Each entry below should be returned exactly as is, with the pictures removed.
begin Records supplied
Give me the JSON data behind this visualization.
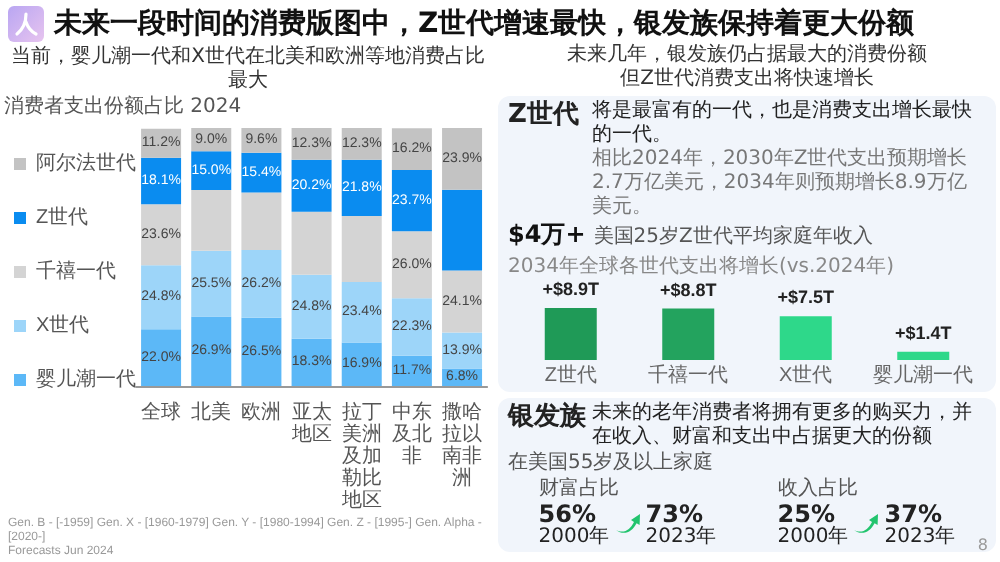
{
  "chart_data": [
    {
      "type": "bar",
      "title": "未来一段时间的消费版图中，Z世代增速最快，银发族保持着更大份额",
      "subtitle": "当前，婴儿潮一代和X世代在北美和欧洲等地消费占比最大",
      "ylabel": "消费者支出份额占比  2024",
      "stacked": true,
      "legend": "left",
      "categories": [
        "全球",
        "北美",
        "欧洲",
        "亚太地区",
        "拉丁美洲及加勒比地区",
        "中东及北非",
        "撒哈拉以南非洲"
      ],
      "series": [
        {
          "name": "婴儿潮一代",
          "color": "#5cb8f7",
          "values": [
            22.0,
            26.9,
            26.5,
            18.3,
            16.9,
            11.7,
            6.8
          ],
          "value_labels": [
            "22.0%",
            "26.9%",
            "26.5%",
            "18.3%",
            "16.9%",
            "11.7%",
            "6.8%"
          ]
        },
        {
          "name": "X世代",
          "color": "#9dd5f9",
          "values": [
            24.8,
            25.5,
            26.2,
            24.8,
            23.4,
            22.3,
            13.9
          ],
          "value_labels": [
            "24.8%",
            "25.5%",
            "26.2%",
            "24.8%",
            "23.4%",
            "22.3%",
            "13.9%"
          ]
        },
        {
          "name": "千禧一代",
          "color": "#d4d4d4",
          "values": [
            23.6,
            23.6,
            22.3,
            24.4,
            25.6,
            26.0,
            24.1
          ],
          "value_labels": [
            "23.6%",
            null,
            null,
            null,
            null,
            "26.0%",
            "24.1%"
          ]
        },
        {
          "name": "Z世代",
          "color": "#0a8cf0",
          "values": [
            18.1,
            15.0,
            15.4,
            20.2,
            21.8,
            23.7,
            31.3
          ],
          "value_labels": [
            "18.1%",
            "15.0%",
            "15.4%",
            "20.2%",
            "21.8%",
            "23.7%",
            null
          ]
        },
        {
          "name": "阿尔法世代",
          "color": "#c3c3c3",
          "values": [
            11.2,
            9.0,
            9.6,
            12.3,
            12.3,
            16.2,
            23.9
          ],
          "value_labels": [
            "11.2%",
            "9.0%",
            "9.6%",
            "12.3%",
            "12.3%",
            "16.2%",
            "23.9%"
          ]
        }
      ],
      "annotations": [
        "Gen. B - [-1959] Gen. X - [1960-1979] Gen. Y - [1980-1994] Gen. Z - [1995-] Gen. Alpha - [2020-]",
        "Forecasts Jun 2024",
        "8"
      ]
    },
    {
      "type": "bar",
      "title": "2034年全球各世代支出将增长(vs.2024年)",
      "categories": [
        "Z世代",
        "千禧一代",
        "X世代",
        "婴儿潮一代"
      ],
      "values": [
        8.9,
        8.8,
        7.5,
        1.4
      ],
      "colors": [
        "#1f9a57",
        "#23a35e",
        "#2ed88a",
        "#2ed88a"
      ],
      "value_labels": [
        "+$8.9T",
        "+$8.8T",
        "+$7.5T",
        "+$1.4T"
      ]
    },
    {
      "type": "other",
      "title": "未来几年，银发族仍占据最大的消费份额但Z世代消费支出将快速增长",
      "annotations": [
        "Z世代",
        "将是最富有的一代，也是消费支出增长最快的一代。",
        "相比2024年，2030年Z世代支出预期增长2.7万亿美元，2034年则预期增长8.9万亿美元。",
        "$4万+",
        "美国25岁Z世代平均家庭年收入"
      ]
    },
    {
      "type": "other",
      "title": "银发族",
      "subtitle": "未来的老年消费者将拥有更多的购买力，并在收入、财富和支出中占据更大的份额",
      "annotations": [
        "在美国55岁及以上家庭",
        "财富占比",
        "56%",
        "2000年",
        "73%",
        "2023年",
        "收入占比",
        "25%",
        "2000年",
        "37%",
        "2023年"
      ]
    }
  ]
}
end Records supplied
Task result:
Give me the JSON data behind this visualization.
{
  "chart_data": [
    {
      "type": "bar",
      "title": "未来一段时间的消费版图中，Z世代增速最快，银发族保持着更大份额",
      "subtitle": "当前，婴儿潮一代和X世代在北美和欧洲等地消费占比最大",
      "ylabel": "消费者支出份额占比  2024",
      "stacked": true,
      "legend": "left",
      "categories": [
        "全球",
        "北美",
        "欧洲",
        "亚太地区",
        "拉丁美洲及加勒比地区",
        "中东及北非",
        "撒哈拉以南非洲"
      ],
      "series": [
        {
          "name": "婴儿潮一代",
          "color": "#5cb8f7",
          "values": [
            22.0,
            26.9,
            26.5,
            18.3,
            16.9,
            11.7,
            6.8
          ],
          "value_labels": [
            "22.0%",
            "26.9%",
            "26.5%",
            "18.3%",
            "16.9%",
            "11.7%",
            "6.8%"
          ]
        },
        {
          "name": "X世代",
          "color": "#9dd5f9",
          "values": [
            24.8,
            25.5,
            26.2,
            24.8,
            23.4,
            22.3,
            13.9
          ],
          "value_labels": [
            "24.8%",
            "25.5%",
            "26.2%",
            "24.8%",
            "23.4%",
            "22.3%",
            "13.9%"
          ]
        },
        {
          "name": "千禧一代",
          "color": "#d4d4d4",
          "values": [
            23.6,
            23.6,
            22.3,
            24.4,
            25.6,
            26.0,
            24.1
          ],
          "value_labels": [
            "23.6%",
            null,
            null,
            null,
            null,
            "26.0%",
            "24.1%"
          ]
        },
        {
          "name": "Z世代",
          "color": "#0a8cf0",
          "values": [
            18.1,
            15.0,
            15.4,
            20.2,
            21.8,
            23.7,
            31.3
          ],
          "value_labels": [
            "18.1%",
            "15.0%",
            "15.4%",
            "20.2%",
            "21.8%",
            "23.7%",
            null
          ]
        },
        {
          "name": "阿尔法世代",
          "color": "#c3c3c3",
          "values": [
            11.2,
            9.0,
            9.6,
            12.3,
            12.3,
            16.2,
            23.9
          ],
          "value_labels": [
            "11.2%",
            "9.0%",
            "9.6%",
            "12.3%",
            "12.3%",
            "16.2%",
            "23.9%"
          ]
        }
      ],
      "annotations": [
        "Gen. B - [-1959] Gen. X - [1960-1979] Gen. Y - [1980-1994] Gen. Z - [1995-] Gen. Alpha - [2020-]",
        "Forecasts Jun 2024",
        "8"
      ]
    },
    {
      "type": "bar",
      "title": "2034年全球各世代支出将增长(vs.2024年)",
      "categories": [
        "Z世代",
        "千禧一代",
        "X世代",
        "婴儿潮一代"
      ],
      "values": [
        8.9,
        8.8,
        7.5,
        1.4
      ],
      "colors": [
        "#1f9a57",
        "#23a35e",
        "#2ed88a",
        "#2ed88a"
      ],
      "value_labels": [
        "+$8.9T",
        "+$8.8T",
        "+$7.5T",
        "+$1.4T"
      ]
    },
    {
      "type": "other",
      "title": "未来几年，银发族仍占据最大的消费份额但Z世代消费支出将快速增长",
      "annotations": [
        "Z世代",
        "将是最富有的一代，也是消费支出增长最快的一代。",
        "相比2024年，2030年Z世代支出预期增长2.7万亿美元，2034年则预期增长8.9万亿美元。",
        "$4万+",
        "美国25岁Z世代平均家庭年收入"
      ]
    },
    {
      "type": "other",
      "title": "银发族",
      "subtitle": "未来的老年消费者将拥有更多的购买力，并在收入、财富和支出中占据更大的份额",
      "annotations": [
        "在美国55岁及以上家庭",
        "财富占比",
        "56%",
        "2000年",
        "73%",
        "2023年",
        "收入占比",
        "25%",
        "2000年",
        "37%",
        "2023年"
      ]
    }
  ]
}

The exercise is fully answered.